### [Exercise requirements]
Extract every line below that contains the word "juin".

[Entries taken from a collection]

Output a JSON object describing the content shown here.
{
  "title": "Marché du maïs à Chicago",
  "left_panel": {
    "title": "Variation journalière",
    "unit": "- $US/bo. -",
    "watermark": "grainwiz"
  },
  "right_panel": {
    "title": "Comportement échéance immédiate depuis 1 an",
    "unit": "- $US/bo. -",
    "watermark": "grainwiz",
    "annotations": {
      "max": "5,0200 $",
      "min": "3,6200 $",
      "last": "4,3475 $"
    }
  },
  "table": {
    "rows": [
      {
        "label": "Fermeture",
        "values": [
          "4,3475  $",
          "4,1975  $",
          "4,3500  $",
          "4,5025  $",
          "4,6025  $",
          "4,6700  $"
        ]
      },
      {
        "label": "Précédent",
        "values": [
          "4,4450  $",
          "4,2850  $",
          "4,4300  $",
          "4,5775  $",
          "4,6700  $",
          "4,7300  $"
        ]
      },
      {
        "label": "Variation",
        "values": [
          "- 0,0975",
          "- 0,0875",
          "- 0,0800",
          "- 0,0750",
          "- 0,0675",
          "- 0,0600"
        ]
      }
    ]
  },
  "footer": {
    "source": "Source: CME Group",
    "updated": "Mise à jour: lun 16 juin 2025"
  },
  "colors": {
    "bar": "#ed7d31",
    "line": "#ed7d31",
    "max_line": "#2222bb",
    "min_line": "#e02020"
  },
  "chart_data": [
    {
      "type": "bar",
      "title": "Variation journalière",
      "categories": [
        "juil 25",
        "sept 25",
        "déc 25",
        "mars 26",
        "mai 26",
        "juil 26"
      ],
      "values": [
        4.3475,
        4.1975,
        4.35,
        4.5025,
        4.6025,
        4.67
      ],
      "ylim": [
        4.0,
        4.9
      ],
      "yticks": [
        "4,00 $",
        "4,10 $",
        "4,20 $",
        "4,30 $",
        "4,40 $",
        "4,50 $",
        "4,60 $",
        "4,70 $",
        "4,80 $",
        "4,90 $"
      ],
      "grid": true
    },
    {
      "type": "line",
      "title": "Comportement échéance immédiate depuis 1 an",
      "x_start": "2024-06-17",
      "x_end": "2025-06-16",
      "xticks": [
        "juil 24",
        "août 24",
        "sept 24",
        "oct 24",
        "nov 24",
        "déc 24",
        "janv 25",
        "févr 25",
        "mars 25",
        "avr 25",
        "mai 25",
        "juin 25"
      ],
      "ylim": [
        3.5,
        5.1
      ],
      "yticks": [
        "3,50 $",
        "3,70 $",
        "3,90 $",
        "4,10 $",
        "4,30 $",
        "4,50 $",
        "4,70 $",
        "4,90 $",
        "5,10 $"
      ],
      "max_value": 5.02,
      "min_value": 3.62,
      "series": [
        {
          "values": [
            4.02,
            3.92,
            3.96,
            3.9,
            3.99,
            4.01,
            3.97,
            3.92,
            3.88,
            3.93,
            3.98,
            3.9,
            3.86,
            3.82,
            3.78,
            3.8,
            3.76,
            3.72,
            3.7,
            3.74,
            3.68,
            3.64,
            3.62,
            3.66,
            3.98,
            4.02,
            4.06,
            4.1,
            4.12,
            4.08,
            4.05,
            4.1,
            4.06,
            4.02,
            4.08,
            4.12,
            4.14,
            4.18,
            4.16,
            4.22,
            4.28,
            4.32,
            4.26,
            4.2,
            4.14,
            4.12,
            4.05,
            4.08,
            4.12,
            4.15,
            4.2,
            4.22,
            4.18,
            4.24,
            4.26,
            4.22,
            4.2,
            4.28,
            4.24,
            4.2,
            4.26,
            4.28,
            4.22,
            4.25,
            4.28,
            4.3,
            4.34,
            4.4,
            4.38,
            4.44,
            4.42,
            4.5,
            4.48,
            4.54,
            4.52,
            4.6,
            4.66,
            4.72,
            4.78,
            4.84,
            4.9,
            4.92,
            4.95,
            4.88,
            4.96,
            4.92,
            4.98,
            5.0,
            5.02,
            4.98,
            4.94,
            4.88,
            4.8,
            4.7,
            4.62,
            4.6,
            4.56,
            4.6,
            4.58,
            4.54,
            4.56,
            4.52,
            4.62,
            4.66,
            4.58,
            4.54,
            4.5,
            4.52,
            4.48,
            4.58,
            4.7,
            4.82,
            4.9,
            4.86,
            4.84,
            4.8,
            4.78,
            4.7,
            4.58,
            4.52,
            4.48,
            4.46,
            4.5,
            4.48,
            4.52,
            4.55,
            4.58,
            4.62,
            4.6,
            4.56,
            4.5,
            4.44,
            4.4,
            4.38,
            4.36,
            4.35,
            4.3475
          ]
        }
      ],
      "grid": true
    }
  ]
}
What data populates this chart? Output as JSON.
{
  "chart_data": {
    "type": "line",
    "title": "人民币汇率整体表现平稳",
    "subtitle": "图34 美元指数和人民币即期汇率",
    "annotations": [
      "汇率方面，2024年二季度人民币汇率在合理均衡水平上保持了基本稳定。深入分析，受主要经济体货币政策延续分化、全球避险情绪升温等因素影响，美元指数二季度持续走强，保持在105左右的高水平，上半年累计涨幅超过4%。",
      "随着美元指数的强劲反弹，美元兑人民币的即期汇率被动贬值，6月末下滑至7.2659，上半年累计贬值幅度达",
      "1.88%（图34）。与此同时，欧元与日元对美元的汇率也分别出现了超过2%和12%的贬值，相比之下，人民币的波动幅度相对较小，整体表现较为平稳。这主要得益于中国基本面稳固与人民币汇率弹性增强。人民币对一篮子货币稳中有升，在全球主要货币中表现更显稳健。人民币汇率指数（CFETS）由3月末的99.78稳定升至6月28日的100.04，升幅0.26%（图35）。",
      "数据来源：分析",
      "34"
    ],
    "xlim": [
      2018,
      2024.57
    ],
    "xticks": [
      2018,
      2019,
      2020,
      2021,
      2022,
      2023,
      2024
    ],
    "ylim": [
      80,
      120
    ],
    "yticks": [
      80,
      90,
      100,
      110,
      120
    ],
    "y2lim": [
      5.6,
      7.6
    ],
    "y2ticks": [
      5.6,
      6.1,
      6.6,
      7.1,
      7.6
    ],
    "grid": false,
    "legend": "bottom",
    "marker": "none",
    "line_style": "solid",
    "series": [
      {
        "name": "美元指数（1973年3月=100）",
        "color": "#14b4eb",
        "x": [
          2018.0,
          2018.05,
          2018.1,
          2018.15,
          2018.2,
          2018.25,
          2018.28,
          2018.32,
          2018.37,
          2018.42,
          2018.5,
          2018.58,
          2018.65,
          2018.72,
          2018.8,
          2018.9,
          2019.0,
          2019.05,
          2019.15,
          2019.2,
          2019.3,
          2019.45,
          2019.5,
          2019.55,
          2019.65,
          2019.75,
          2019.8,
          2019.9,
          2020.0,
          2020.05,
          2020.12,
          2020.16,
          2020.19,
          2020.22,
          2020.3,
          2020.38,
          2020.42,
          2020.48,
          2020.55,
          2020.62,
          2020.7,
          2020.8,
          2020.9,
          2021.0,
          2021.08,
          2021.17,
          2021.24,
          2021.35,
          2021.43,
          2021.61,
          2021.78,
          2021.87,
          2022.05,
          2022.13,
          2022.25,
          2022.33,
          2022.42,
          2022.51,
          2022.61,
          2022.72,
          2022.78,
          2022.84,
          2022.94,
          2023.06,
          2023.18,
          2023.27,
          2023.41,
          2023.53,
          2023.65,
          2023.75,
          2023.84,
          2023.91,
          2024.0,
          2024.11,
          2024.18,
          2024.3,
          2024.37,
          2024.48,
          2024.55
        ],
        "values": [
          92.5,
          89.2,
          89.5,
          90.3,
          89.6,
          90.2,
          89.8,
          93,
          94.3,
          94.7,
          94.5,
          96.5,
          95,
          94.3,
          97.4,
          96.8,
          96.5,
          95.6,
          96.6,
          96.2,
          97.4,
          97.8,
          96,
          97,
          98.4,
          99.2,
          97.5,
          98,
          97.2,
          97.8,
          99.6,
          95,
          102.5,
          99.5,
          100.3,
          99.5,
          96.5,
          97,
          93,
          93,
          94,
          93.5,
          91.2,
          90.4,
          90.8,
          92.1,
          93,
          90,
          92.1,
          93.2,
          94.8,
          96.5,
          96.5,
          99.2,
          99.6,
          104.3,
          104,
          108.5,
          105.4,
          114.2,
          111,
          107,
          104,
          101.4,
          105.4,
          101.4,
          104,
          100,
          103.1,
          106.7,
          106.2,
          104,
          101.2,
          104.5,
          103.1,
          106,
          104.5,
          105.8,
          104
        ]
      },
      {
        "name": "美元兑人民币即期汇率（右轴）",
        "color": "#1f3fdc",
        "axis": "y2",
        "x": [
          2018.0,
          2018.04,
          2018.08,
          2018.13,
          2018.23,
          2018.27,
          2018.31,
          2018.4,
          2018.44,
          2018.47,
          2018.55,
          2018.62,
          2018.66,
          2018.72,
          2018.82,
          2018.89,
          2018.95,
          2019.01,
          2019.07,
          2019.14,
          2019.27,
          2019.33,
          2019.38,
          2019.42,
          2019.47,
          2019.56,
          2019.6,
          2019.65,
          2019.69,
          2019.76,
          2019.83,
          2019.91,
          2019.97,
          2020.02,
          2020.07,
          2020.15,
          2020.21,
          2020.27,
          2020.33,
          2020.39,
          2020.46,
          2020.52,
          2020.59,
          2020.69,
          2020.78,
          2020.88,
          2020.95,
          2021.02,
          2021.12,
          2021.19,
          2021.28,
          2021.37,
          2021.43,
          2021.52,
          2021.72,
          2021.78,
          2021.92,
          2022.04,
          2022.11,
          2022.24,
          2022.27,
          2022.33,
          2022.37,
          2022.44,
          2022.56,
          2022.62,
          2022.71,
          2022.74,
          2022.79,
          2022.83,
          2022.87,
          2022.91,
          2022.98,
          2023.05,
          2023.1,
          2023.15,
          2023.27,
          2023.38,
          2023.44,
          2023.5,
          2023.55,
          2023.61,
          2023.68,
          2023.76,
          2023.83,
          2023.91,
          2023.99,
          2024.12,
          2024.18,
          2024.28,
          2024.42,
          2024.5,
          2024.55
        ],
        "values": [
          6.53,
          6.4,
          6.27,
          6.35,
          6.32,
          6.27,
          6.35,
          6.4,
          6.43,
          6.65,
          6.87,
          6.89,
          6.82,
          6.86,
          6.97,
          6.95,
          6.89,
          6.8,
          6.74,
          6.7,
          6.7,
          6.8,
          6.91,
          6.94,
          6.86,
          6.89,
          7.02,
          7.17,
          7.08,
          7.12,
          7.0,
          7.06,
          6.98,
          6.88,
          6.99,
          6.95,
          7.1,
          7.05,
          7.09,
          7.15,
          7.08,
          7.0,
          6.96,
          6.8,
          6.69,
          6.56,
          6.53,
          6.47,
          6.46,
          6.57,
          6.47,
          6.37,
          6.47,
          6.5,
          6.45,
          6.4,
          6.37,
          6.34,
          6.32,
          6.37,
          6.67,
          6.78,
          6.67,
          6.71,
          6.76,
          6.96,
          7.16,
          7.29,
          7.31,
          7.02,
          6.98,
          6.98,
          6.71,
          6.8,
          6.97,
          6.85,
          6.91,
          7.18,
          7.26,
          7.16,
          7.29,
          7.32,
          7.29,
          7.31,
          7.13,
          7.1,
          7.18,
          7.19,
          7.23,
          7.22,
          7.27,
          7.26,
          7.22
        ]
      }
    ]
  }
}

### [Reply to the exercise]
    "updated": "Mise à jour: lun 16 juin 2025"
        "juin 25"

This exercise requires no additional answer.